INAUGURAL ADDRESS AT ROTARY INTERNATIONAL PRESIDENTIAL CELEBRATION ON WATER MANAGEMENT
09-12-2003 : Vigyan Bhavan, New Delhi
I am delighted to participate in the inauguration of the International Conference on Water Management organized in collaboration with the Ministry of Water Resources. I greet the organizers, participants and enlightened dignitaries for addressing this major issue in the International Fresh Water Year 2003. I was thinking what I can share with the delegates from India and abroad who have come to discuss the very important issue of water management particularly conservation, development and management of water resources, and also our concern for providing good quality potable water available to the world population. Therefore, my address will be on ?Water - our Mission?.
Global crisis of water
Today, with a global population of 6 billion only 3 billion have access to limited or perhaps the satisfactory supply of water. It is estimated that 33% of the world population has no access to sanitation and 17% has no access to safe water. But by 2025 the world population is going to rise to 8 billion but only one billion will have sufficient water. Two billion (25%) will have no access to safe water. Five billion (62%) will have no access to sanitation water. I hope we all have assembled in this conference to find solution for this global concern.
Globally, there are a few solutions to solve water shortage. I would like to give certain suggestions relating to our country, it may be applicable to other countries also. The first solution is by redistribution of water. India has already started this by wide spread promotion of rain water harvesting in both rural and urban areas, but it has to done in mission mode as few states are already doing. NGO?s like Rotary international can contribute in this mission. In addition we need to put a stop to large scale wastage of water and promote water recycling on compulsory basis in urban and rural areas. It is essential to note that the mansoon rain we get only for three months in most of the places, whereas the consumption is for all 365 days using the ground water. The other major programme which is under the consideration of the Government of India is the interlinking of rivers. In this connection the Supreme Court has made a pioneering contribution.

Records excerpted from a collection:
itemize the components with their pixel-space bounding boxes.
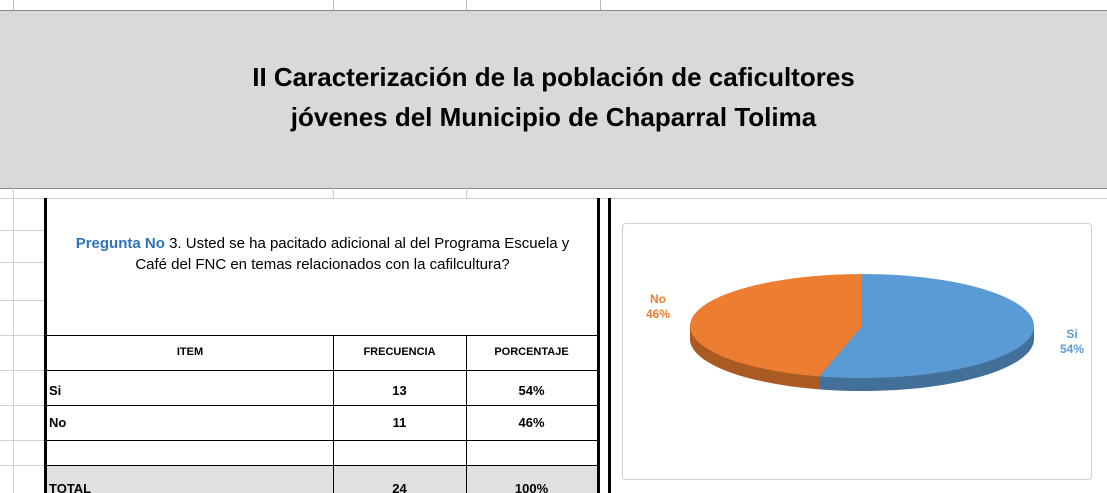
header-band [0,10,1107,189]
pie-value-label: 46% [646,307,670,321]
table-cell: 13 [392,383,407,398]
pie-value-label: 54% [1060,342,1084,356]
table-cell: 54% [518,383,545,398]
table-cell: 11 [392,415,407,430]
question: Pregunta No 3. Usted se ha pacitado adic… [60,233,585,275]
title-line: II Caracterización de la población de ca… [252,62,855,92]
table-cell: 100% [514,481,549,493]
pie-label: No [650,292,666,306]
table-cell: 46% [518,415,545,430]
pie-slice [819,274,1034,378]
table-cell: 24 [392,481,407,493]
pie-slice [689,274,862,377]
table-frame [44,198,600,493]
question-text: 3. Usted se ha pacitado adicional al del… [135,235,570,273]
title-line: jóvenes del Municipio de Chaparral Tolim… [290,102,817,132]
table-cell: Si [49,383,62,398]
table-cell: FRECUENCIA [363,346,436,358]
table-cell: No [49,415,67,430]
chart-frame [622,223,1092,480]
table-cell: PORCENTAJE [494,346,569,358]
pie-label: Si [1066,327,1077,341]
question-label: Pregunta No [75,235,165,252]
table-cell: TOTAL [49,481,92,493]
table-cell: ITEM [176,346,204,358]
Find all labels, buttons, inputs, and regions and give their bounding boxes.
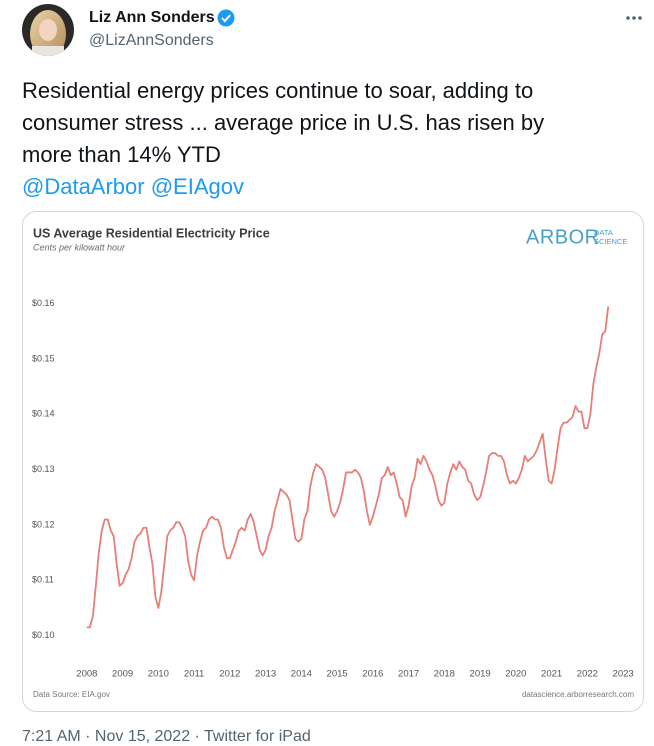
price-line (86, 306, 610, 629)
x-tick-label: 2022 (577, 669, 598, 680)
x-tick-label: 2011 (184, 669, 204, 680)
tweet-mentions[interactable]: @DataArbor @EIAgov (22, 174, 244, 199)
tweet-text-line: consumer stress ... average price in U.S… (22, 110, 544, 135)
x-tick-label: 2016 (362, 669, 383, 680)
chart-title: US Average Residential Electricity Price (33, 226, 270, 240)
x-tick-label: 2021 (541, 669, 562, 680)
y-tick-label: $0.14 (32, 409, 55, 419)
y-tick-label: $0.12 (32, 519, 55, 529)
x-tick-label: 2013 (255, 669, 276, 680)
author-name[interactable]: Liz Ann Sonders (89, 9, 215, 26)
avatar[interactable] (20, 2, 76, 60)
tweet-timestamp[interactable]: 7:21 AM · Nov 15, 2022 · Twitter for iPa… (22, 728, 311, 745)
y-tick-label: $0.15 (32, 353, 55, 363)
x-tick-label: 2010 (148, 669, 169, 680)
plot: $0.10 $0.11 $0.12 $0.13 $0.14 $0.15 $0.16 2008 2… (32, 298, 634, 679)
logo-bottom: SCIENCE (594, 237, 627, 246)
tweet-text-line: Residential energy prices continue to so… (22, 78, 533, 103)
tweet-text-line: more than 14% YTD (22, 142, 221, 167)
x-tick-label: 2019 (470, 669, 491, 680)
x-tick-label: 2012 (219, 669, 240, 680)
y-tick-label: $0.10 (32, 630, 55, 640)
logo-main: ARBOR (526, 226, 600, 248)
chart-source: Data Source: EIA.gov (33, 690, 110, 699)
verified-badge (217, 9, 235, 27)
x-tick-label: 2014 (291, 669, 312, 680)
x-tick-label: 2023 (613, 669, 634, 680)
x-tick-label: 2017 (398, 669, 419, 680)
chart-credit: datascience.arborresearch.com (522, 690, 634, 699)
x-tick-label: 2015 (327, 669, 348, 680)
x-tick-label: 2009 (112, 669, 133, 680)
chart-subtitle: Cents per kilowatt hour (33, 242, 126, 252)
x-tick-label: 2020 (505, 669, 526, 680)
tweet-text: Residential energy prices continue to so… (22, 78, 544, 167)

SHORT PROBLEM 1 » Set down, word for word, the passage of the water management address from "Global crisis of" to "this global concern.".
SHORT PROBLEM 2 » Name each group of people whom the speaker greets in the opening paragraph of the water management address.
SHORT PROBLEM 3 » According to the water management address, why does the speaker decide to take water as the theme of the address?
Draw solely on the water management address when responding.

WRITTEN RESPONSE 1 »
Global crisis of water
Today, with a global population of 6 billion only 3 billion have access to limited or perhaps the satisfactory supply of water. It is estimated that 33% of the world population has no access to sanitation and 17% has no access to safe water. But by 2025 the world population is going to rise to 8 billion but only one billion will have sufficient water. Two billion (25%) will have no access to safe water. Five billion (62%) will have no access to sanitation water. I hope we all have assembled in this conference to find solution for this global concern.

WRITTEN RESPONSE 2 » The organizers, the participants, and the enlightened dignitaries.

WRITTEN RESPONSE 3 » The speaker considered what to share with the delegates from India and abroad who had come to discuss water management, particularly the conservation, development and management of water resources and the provision of good quality potable water to the world population. Therefore, the address was devoted to water as a mission.